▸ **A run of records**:
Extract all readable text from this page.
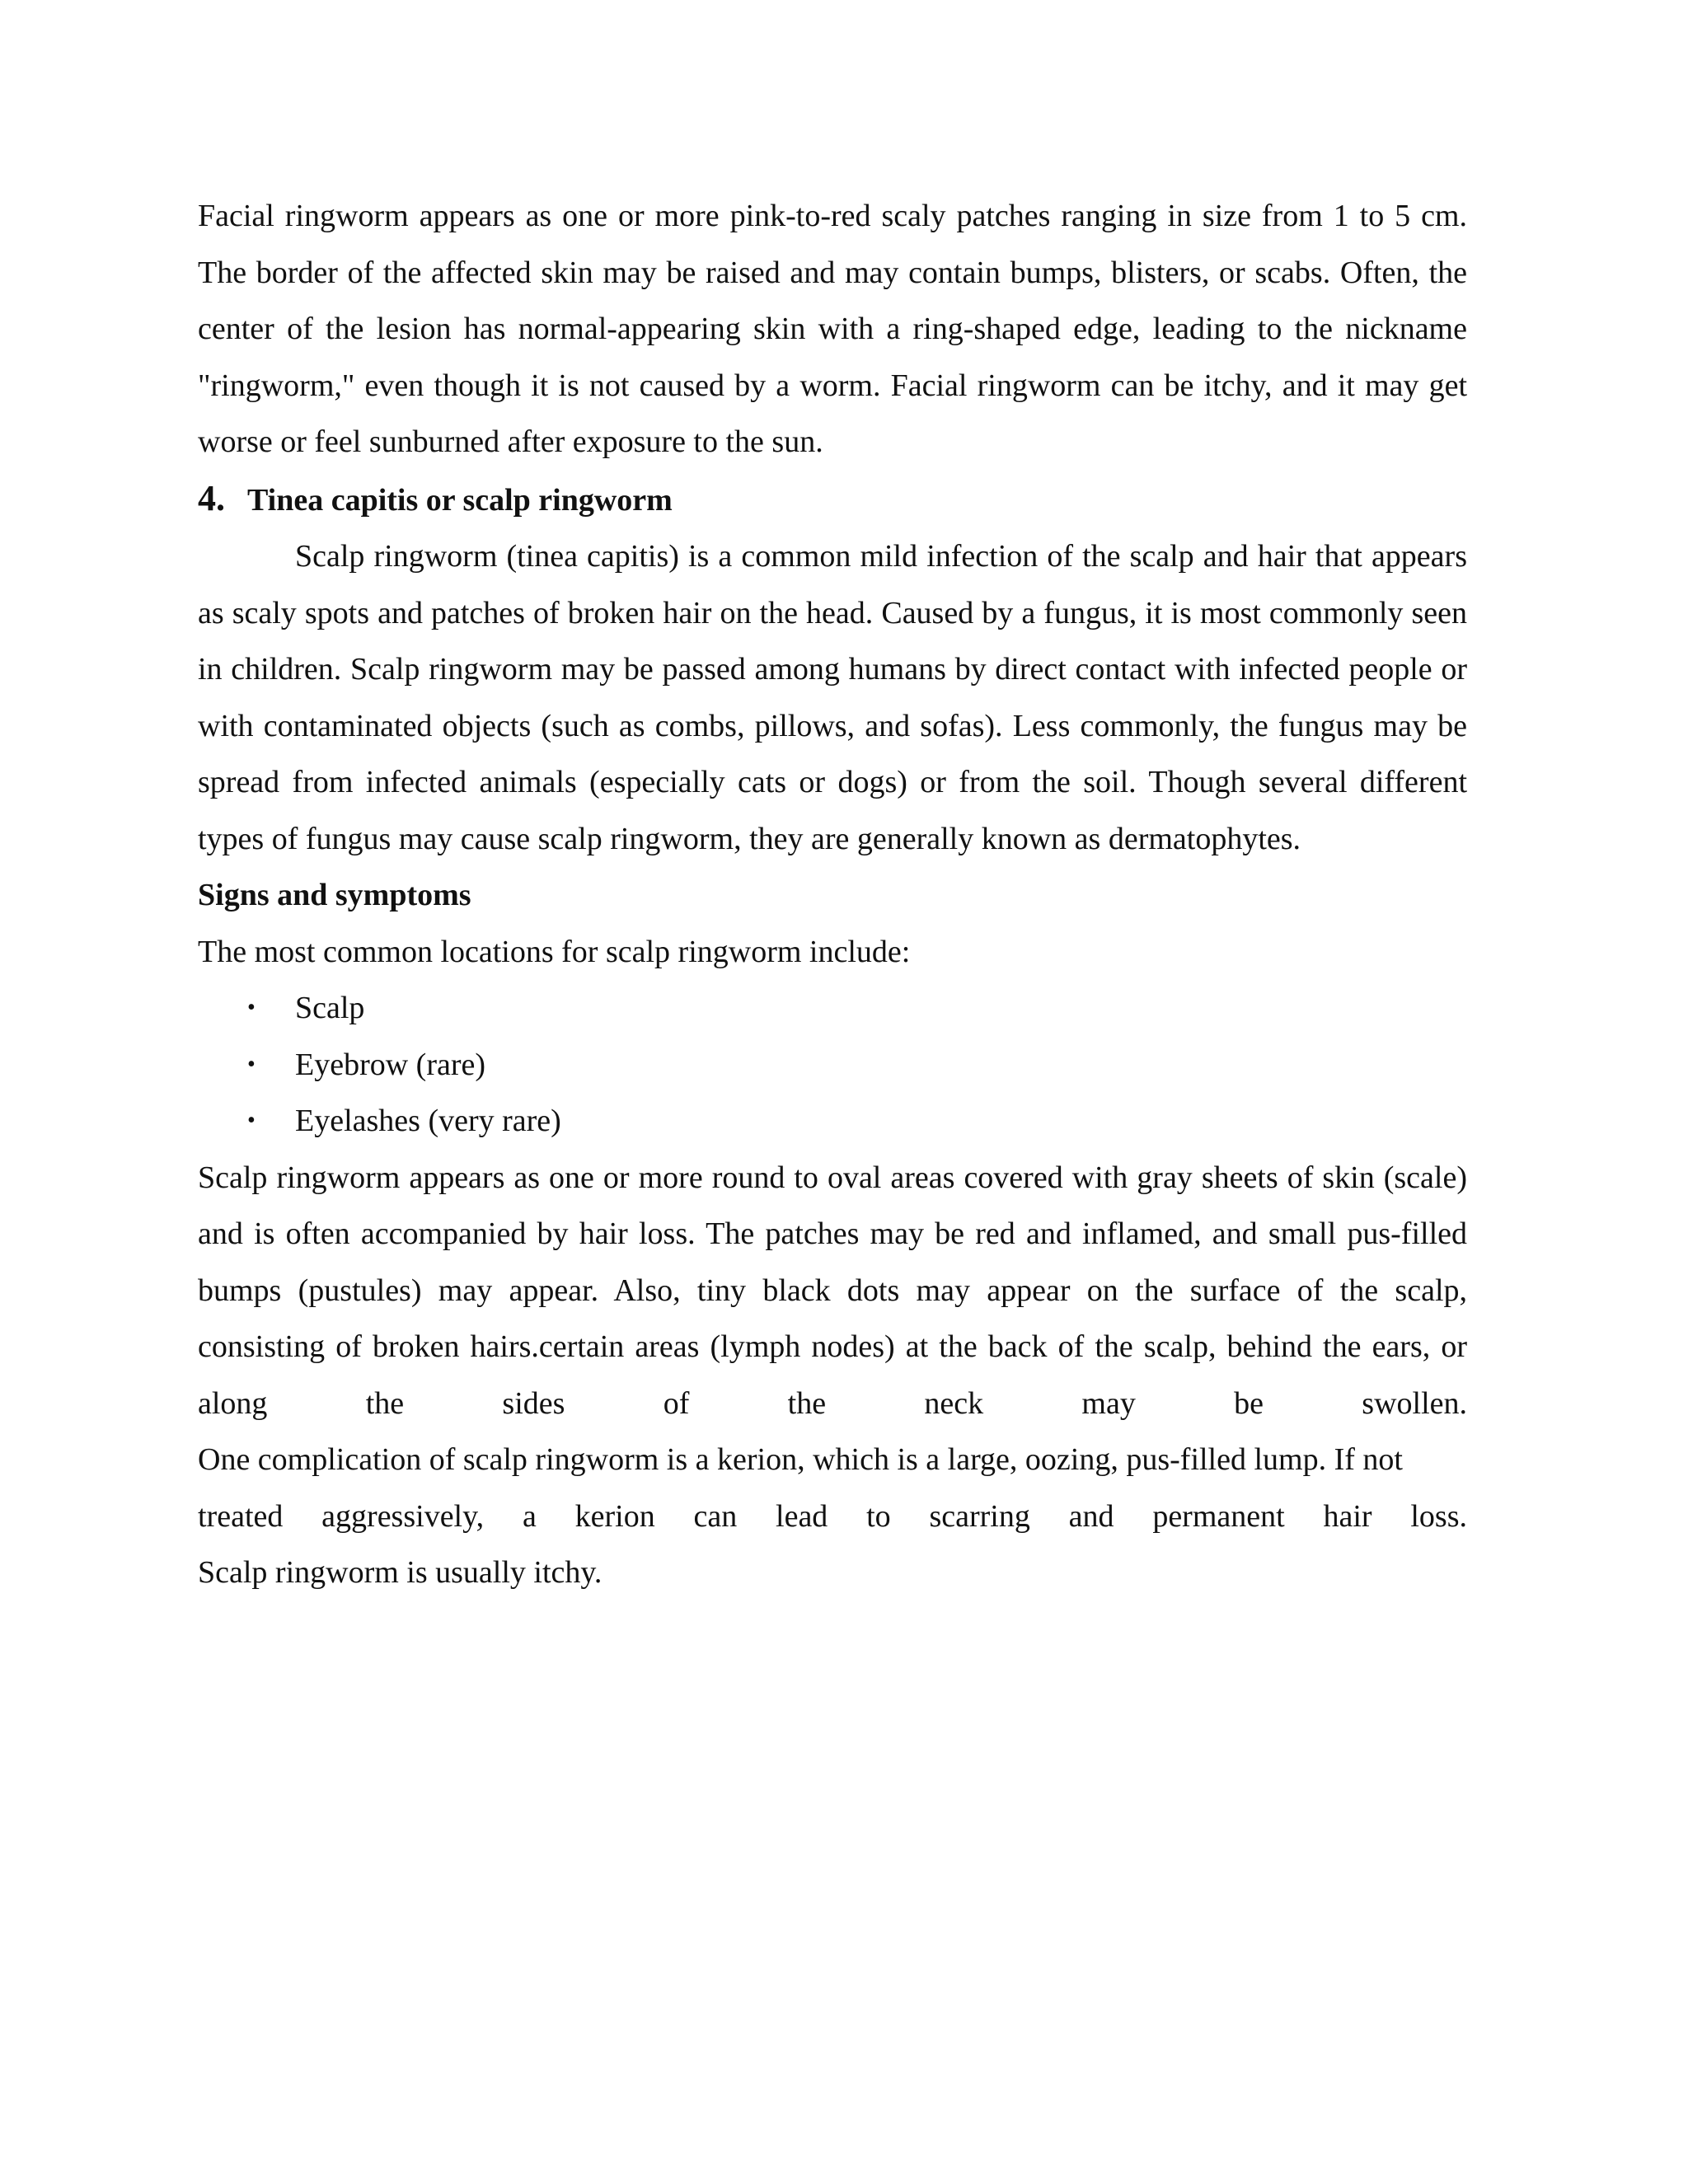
Facial ringworm appears as one or more pink-to-red scaly patches ranging in size from 1 to 5 cm. The border of the affected skin may be raised and may contain bumps, blisters, or scabs. Often, the center of the lesion has normal-appearing skin with a ring-shaped edge, leading to the nickname "ringworm," even though it is not caused by a worm. Facial ringworm can be itchy, and it may get worse or feel sunburned after exposure to the sun.

4. Tinea capitis or scalp ringworm

Scalp ringworm (tinea capitis) is a common mild infection of the scalp and hair that appears as scaly spots and patches of broken hair on the head. Caused by a fungus, it is most commonly seen in children. Scalp ringworm may be passed among humans by direct contact with infected people or with contaminated objects (such as combs, pillows, and sofas). Less commonly, the fungus may be spread from infected animals (especially cats or dogs) or from the soil. Though several different types of fungus may cause scalp ringworm, they are generally known as dermatophytes.

Signs and symptoms

The most common locations for scalp ringworm include:

• Scalp
• Eyebrow (rare)
• Eyelashes (very rare)

Scalp ringworm appears as one or more round to oval areas covered with gray sheets of skin (scale) and is often accompanied by hair loss. The patches may be red and inflamed, and small pus-filled bumps (pustules) may appear. Also, tiny black dots may appear on the surface of the scalp, consisting of broken hairs.certain areas (lymph nodes) at the back of the scalp, behind the ears, or along the sides of the neck may be swollen.

One complication of scalp ringworm is a kerion, which is a large, oozing, pus-filled lump. If not

treated aggressively, a kerion can lead to scarring and permanent hair loss.

Scalp ringworm is usually itchy.
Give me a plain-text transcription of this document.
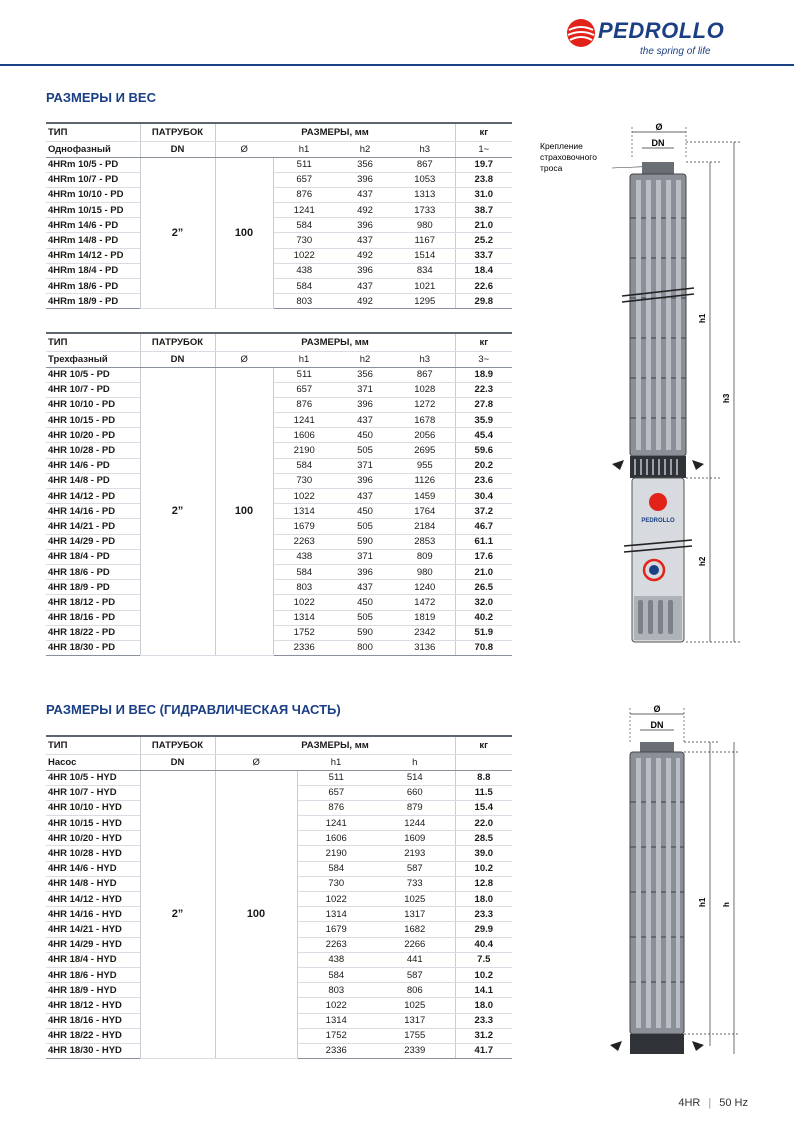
PEDROLLO
the spring of life
РАЗМЕРЫ И ВЕС
ТИП	ПАТРУБОК	РАЗМЕРЫ, мм				кг
Однофазный	DN	Ø	h1	h2	h3	1~
4HRm 10/5 - PD	2”	100	511	356	867	19.7
4HRm 10/7 - PD			657	396	1053	23.8
4HRm 10/10 - PD			876	437	1313	31.0
4HRm 10/15 - PD			1241	492	1733	38.7
4HRm 14/6 - PD			584	396	980	21.0
4HRm 14/8 - PD			730	437	1167	25.2
4HRm 14/12 - PD			1022	492	1514	33.7
4HRm 18/4 - PD			438	396	834	18.4
4HRm 18/6 - PD			584	437	1021	22.6
4HRm 18/9 - PD			803	492	1295	29.8
ТИП	ПАТРУБОК	РАЗМЕРЫ, мм				кг
Трехфазный	DN	Ø	h1	h2	h3	3~
4HR 10/5 - PD	2”	100	511	356	867	18.9
4HR 10/7 - PD			657	371	1028	22.3
4HR 10/10 - PD			876	396	1272	27.8
4HR 10/15 - PD			1241	437	1678	35.9
4HR 10/20 - PD			1606	450	2056	45.4
4HR 10/28 - PD			2190	505	2695	59.6
4HR 14/6 - PD			584	371	955	20.2
4HR 14/8 - PD			730	396	1126	23.6
4HR 14/12 - PD			1022	437	1459	30.4
4HR 14/16 - PD			1314	450	1764	37.2
4HR 14/21 - PD			1679	505	2184	46.7
4HR 14/29 - PD			2263	590	2853	61.1
4HR 18/4 - PD			438	371	809	17.6
4HR 18/6 - PD			584	396	980	21.0
4HR 18/9 - PD			803	437	1240	26.5
4HR 18/12 - PD			1022	450	1472	32.0
4HR 18/16 - PD			1314	505	1819	40.2
4HR 18/22 - PD			1752	590	2342	51.9
4HR 18/30 - PD			2336	800	3136	70.8
Ø
DN
Крепление
страховочного
троса
PEDROLLO
h1
h2
h3
РАЗМЕРЫ И ВЕС (ГИДРАВЛИЧЕСКАЯ ЧАСТЬ)
ТИП	ПАТРУБОК	РАЗМЕРЫ, мм			кг
Насос	DN	Ø	h1	h	
4HR 10/5 - HYD	2”	100	511	514	8.8
4HR 10/7 - HYD			657	660	11.5
4HR 10/10 - HYD			876	879	15.4
4HR 10/15 - HYD			1241	1244	22.0
4HR 10/20 - HYD			1606	1609	28.5
4HR 10/28 - HYD			2190	2193	39.0
4HR 14/6 - HYD			584	587	10.2
4HR 14/8 - HYD			730	733	12.8
4HR 14/12 - HYD			1022	1025	18.0
4HR 14/16 - HYD			1314	1317	23.3
4HR 14/21 - HYD			1679	1682	29.9
4HR 14/29 - HYD			2263	2266	40.4
4HR 18/4 - HYD			438	441	7.5
4HR 18/6 - HYD			584	587	10.2
4HR 18/9 - HYD			803	806	14.1
4HR 18/12 - HYD			1022	1025	18.0
4HR 18/16 - HYD			1314	1317	23.3
4HR 18/22 - HYD			1752	1755	31.2
4HR 18/30 - HYD			2336	2339	41.7
Ø
DN
h1 h
4HR | 50 Hz
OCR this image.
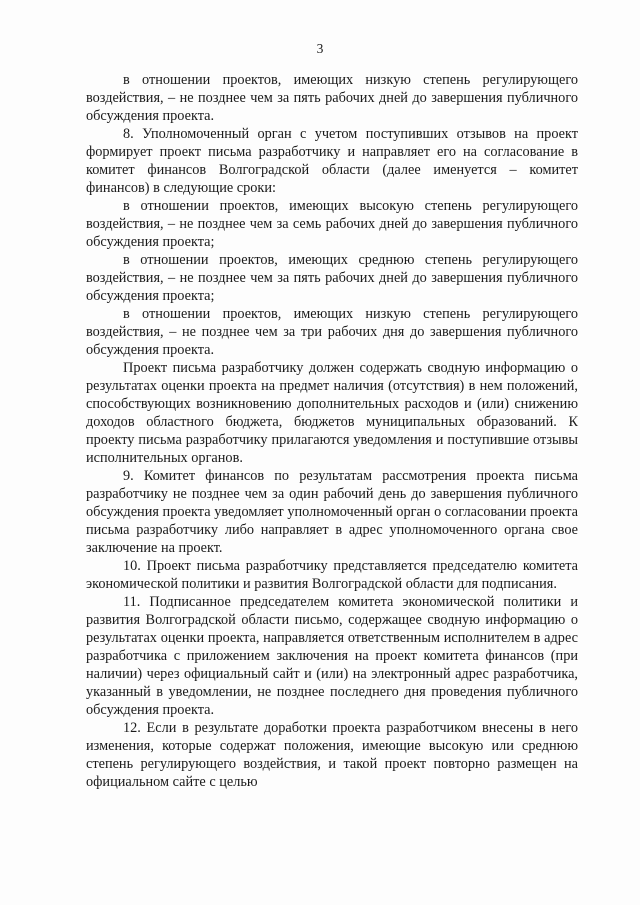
3

в отношении проектов, имеющих низкую степень регулирующего воздействия, – не позднее чем за пять рабочих дней до завершения публичного обсуждения проекта.

8. Уполномоченный орган с учетом поступивших отзывов на проект формирует проект письма разработчику и направляет его на согласование в комитет финансов Волгоградской области (далее именуется – комитет финансов) в следующие сроки:

в отношении проектов, имеющих высокую степень регулирующего воздействия, – не позднее чем за семь рабочих дней до завершения публичного обсуждения проекта;

в отношении проектов, имеющих среднюю степень регулирующего воздействия, – не позднее чем за пять рабочих дней до завершения публичного обсуждения проекта;

в отношении проектов, имеющих низкую степень регулирующего воздействия, – не позднее чем за три рабочих дня до завершения публичного обсуждения проекта.

Проект письма разработчику должен содержать сводную информацию о результатах оценки проекта на предмет наличия (отсутствия) в нем положений, способствующих возникновению дополнительных расходов и (или) снижению доходов областного бюджета, бюджетов муниципальных образований. К проекту письма разработчику прилагаются уведомления и поступившие отзывы исполнительных органов.

9. Комитет финансов по результатам рассмотрения проекта письма разработчику не позднее чем за один рабочий день до завершения публичного обсуждения проекта уведомляет уполномоченный орган о согласовании проекта письма разработчику либо направляет в адрес уполномоченного органа свое заключение на проект.

10. Проект письма разработчику представляется председателю комитета экономической политики и развития Волгоградской области для подписания.

11. Подписанное председателем комитета экономической политики и развития Волгоградской области письмо, содержащее сводную информацию о результатах оценки проекта, направляется ответственным исполнителем в адрес разработчика с приложением заключения на проект комитета финансов (при наличии) через официальный сайт и (или) на электронный адрес разработчика, указанный в уведомлении, не позднее последнего дня проведения публичного обсуждения проекта.

12. Если в результате доработки проекта разработчиком внесены в него изменения, которые содержат положения, имеющие высокую или среднюю степень регулирующего воздействия, и такой проект повторно размещен на официальном сайте с целью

▸ **Set exercise**: Scan the lines above for "комитета", then copy every one that has it.

▸ **Result for this task**:
10. Проект письма разработчику представляется председателю комитета экономической политики и развития Волгоградской области для подписания.
11. Подписанное председателем комитета экономической политики и развития Волгоградской области письмо, содержащее сводную информацию о результатах оценки проекта, направляется ответственным исполнителем в адрес разработчика с приложением заключения на проект комитета финансов (при наличии) через официальный сайт и (или) на электронный адрес разработчика, указанный в уведомлении, не позднее последнего дня проведения публичного обсуждения проекта.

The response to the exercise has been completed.